Required work: From the entries below, extract every line that includes the word "candidatului".

★ ★ ★ ★ ★

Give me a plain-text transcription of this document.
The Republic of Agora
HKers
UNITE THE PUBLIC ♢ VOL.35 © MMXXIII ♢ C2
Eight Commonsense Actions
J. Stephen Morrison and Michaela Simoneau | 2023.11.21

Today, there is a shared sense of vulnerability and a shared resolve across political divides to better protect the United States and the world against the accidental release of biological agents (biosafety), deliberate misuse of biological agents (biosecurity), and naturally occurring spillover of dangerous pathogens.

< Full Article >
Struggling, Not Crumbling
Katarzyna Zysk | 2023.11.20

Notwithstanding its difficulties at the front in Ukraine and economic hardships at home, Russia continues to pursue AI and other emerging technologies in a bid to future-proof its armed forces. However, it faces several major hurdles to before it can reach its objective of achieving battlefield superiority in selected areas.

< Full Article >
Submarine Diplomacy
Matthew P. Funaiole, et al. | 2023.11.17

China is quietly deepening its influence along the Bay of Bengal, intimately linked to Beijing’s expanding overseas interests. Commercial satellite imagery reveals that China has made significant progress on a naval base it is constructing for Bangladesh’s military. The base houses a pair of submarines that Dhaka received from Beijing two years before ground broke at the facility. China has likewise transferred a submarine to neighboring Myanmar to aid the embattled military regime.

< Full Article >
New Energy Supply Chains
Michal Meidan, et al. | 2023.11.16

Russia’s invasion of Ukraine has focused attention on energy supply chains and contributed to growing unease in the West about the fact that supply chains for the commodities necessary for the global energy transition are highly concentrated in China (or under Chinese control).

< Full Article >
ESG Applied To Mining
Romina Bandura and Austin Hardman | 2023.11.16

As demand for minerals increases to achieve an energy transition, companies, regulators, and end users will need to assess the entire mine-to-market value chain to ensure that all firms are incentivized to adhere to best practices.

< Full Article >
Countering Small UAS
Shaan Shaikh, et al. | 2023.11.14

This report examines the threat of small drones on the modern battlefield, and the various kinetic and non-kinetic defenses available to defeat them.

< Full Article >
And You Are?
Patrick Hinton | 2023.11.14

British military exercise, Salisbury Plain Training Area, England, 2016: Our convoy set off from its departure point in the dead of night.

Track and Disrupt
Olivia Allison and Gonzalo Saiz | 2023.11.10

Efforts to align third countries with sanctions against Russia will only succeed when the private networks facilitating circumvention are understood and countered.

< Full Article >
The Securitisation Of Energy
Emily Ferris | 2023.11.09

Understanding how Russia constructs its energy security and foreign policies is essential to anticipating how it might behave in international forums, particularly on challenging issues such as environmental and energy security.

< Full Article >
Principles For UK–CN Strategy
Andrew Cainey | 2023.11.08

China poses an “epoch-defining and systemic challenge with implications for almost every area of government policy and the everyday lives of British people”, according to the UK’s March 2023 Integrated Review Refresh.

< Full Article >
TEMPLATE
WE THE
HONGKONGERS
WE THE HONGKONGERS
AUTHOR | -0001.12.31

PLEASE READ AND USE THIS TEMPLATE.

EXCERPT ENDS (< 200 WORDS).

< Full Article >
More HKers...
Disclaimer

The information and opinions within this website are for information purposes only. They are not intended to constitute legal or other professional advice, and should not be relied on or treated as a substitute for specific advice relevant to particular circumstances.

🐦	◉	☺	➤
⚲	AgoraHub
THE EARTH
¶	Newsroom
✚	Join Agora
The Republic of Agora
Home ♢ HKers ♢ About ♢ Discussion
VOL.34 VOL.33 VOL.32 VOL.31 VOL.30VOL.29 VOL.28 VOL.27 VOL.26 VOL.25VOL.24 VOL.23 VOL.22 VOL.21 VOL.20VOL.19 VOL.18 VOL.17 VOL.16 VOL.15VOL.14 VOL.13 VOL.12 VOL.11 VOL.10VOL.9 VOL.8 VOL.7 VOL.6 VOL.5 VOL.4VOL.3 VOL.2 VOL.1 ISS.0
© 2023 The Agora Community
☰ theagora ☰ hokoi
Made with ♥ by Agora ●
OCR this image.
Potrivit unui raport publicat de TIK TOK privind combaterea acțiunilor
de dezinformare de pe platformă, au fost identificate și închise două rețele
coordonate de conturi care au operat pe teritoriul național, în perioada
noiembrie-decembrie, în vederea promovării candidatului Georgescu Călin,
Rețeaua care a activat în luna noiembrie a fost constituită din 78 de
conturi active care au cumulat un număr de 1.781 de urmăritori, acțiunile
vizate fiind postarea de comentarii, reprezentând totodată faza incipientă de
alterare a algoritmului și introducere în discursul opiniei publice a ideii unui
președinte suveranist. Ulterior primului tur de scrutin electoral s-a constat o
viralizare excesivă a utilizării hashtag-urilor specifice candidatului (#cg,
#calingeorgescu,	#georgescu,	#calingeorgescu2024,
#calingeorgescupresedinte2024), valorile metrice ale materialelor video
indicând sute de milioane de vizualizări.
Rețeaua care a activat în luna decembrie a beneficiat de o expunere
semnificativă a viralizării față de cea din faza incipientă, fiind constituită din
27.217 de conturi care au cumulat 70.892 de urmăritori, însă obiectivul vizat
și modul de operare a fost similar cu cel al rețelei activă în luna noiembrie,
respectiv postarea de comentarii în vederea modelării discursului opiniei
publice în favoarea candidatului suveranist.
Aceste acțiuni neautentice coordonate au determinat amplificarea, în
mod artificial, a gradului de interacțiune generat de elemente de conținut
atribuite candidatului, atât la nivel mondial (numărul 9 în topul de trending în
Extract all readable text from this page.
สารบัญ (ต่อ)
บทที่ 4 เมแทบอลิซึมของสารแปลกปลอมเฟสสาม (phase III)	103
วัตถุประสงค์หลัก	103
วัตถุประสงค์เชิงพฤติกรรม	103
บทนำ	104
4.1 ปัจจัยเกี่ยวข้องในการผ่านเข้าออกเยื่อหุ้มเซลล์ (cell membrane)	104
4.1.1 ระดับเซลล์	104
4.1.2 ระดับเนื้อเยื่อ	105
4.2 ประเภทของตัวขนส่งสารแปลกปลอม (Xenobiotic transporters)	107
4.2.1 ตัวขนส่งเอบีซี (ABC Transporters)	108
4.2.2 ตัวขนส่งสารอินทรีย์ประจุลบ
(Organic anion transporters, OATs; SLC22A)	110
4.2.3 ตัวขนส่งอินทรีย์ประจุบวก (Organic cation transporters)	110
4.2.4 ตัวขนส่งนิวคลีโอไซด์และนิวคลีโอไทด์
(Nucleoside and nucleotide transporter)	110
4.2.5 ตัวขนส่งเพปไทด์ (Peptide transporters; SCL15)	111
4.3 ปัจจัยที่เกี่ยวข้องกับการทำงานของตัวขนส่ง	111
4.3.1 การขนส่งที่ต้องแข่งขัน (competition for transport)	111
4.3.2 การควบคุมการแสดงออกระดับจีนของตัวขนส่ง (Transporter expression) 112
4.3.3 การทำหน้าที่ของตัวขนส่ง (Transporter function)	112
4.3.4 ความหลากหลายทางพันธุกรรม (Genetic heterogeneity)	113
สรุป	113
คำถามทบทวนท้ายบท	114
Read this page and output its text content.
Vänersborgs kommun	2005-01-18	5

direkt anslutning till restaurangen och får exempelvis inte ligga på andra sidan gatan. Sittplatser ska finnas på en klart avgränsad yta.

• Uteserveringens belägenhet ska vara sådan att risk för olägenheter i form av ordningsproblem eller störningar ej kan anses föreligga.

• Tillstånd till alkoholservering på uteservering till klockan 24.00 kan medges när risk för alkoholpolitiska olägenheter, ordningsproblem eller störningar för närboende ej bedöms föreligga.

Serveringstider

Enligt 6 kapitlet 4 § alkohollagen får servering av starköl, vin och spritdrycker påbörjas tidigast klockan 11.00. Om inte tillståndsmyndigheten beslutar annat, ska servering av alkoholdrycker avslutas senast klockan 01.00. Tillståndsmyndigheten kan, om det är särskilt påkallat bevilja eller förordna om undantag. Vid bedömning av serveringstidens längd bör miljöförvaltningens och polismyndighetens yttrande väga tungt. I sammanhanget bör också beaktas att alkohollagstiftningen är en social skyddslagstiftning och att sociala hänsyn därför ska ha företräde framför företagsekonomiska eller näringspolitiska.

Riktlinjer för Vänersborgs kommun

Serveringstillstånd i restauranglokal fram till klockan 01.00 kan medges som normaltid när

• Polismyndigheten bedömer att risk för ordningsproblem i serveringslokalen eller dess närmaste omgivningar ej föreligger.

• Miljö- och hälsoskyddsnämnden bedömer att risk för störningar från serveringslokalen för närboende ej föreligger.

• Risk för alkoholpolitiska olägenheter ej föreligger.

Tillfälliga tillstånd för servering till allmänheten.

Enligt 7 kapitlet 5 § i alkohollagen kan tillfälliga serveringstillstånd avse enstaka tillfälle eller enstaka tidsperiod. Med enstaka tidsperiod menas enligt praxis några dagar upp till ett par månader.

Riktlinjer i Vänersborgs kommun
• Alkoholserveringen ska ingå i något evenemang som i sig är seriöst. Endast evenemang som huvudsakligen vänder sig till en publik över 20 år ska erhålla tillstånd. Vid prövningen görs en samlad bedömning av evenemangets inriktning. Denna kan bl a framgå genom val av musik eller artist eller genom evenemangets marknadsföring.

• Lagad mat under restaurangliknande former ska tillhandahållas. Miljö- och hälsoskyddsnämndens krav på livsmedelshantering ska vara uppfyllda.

★ ★ ★ ★ ★

Solution for this exercise:
noiembrie-decembrie, în vederea promovării candidatului Georgescu Călin,
viralizare excesivă a utilizării hashtag-urilor specifice candidatului (#cg,
publice în favoarea candidatului suveranist.
atribuite candidatului, atât la nivel mondial (numărul 9 în topul de trending în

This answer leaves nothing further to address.